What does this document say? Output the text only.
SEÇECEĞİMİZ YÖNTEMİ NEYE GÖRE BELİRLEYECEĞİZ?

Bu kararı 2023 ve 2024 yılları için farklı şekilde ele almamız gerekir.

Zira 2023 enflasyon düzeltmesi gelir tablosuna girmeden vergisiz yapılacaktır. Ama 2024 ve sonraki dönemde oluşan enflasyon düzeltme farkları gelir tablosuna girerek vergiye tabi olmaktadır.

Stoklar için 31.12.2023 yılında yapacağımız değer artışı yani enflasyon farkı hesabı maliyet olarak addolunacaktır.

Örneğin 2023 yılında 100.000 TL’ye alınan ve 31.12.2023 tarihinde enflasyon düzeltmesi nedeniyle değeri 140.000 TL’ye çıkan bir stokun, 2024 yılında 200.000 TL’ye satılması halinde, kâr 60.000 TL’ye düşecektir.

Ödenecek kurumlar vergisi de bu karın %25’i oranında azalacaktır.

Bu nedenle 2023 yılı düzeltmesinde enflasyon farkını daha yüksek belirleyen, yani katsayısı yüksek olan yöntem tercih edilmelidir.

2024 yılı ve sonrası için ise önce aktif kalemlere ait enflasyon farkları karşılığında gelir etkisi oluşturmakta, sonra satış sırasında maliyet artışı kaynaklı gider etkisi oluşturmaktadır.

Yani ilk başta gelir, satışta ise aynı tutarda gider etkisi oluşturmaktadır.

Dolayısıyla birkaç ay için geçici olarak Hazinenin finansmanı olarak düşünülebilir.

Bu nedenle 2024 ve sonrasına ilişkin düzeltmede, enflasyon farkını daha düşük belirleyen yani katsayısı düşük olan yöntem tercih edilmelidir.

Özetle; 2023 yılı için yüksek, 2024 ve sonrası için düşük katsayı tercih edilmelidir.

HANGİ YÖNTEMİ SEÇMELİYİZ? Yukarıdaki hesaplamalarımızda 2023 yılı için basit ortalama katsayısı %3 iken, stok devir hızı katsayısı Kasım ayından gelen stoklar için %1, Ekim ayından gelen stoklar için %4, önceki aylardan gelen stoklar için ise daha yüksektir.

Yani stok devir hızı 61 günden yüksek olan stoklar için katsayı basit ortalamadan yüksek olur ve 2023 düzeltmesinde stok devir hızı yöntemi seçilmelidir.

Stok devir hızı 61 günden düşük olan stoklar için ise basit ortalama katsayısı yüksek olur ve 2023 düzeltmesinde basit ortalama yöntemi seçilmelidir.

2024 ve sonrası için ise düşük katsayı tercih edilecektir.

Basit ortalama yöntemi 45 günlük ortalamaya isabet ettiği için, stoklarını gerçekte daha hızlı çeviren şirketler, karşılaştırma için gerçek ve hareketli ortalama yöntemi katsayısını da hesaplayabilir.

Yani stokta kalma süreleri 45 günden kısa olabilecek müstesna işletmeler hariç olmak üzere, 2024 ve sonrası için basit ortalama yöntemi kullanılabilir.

-- Problem --
Show every line from the entries above in which "olur" appears.

-- Written response --
Yani stok devir hızı 61 günden yüksek olan stoklar için katsayı basit ortalamadan yüksek olur ve 2023 düzeltmesinde stok devir hızı yöntemi seçilmelidir.
Stok devir hızı 61 günden düşük olan stoklar için ise basit ortalama katsayısı yüksek olur ve 2023 düzeltmesinde basit ortalama yöntemi seçilmelidir.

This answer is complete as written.